Figure record listings
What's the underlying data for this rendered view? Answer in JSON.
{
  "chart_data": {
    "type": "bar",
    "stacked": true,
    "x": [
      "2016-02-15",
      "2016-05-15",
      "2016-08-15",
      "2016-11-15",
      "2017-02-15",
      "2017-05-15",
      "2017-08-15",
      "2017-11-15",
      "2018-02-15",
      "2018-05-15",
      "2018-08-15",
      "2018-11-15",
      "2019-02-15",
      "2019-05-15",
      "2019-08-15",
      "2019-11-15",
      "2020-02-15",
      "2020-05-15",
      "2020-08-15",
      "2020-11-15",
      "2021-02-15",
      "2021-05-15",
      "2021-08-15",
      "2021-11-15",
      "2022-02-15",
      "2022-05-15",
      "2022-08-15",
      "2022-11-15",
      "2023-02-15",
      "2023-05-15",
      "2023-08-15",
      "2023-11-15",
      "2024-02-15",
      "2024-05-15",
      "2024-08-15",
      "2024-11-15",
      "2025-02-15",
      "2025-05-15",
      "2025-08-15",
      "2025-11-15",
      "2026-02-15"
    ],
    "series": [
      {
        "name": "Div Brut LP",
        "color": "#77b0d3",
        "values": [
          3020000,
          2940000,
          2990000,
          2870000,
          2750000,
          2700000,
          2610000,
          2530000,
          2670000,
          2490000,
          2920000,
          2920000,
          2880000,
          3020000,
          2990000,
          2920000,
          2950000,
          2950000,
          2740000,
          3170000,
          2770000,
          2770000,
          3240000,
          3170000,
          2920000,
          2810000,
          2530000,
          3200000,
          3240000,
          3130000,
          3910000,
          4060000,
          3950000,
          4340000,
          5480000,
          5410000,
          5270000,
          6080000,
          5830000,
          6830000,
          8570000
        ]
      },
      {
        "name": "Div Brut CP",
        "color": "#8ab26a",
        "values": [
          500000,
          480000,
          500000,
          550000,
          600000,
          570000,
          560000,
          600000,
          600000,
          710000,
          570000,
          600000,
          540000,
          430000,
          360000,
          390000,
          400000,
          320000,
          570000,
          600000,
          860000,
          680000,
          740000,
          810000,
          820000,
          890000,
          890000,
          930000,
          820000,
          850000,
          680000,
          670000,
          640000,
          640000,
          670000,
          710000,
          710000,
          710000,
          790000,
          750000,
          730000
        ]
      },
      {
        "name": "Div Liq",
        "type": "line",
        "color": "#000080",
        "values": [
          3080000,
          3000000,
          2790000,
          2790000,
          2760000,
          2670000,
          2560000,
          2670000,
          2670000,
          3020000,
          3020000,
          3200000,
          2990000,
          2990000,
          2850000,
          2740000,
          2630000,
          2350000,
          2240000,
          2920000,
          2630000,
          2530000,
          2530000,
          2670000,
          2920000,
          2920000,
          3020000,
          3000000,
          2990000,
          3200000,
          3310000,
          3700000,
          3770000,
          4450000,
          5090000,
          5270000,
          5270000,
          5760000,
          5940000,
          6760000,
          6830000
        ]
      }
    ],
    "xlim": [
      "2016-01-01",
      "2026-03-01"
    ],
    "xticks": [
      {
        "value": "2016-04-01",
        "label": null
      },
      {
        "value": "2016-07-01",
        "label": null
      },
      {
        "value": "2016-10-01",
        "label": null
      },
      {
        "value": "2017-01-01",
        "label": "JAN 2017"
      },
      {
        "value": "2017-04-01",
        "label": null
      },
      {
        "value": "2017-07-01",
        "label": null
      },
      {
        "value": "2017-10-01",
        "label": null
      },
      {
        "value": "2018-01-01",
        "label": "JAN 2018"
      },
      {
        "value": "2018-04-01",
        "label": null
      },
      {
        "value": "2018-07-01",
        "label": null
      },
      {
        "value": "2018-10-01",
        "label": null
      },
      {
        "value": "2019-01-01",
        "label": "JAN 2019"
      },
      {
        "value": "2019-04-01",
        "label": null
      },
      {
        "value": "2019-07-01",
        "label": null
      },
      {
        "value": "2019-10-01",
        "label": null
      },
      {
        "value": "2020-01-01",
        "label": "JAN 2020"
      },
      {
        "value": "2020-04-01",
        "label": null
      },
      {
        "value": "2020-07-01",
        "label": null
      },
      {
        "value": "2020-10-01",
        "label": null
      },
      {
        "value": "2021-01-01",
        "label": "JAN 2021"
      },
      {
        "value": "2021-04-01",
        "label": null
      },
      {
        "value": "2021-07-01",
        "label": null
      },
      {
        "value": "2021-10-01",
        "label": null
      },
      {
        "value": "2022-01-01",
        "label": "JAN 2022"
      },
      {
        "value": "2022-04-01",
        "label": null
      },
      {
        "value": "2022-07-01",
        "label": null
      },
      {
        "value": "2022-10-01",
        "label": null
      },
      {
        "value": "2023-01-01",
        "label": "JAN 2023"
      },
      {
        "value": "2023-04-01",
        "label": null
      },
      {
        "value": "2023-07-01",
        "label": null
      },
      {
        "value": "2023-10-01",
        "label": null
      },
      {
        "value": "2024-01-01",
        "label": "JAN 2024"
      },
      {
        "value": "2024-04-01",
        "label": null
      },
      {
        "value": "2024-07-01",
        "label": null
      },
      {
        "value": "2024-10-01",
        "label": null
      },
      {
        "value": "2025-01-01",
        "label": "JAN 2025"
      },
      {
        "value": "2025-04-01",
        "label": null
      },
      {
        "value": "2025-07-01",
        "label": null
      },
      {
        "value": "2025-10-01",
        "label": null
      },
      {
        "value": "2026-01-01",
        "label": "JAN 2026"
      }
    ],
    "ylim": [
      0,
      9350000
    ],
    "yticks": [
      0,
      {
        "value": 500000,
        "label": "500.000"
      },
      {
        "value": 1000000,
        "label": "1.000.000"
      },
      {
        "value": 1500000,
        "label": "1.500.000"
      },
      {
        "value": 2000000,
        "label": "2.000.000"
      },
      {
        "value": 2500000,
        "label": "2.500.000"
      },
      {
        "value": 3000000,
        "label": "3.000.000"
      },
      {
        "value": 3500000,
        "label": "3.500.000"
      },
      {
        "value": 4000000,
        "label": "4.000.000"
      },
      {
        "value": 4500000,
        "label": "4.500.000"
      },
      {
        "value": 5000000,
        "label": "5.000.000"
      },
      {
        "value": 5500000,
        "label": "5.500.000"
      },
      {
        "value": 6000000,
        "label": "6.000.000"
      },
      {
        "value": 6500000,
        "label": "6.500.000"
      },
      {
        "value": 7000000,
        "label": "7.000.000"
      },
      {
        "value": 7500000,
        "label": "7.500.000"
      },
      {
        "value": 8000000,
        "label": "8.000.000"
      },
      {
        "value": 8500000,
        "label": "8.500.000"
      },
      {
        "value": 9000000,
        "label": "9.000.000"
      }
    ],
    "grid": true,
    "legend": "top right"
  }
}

## EXERCISE
Pick out the lines that contain "name" and copy them.

## SOLVED PROBLEM
        "name": "Div Brut LP",
        "name": "Div Brut CP",
        "name": "Div Liq",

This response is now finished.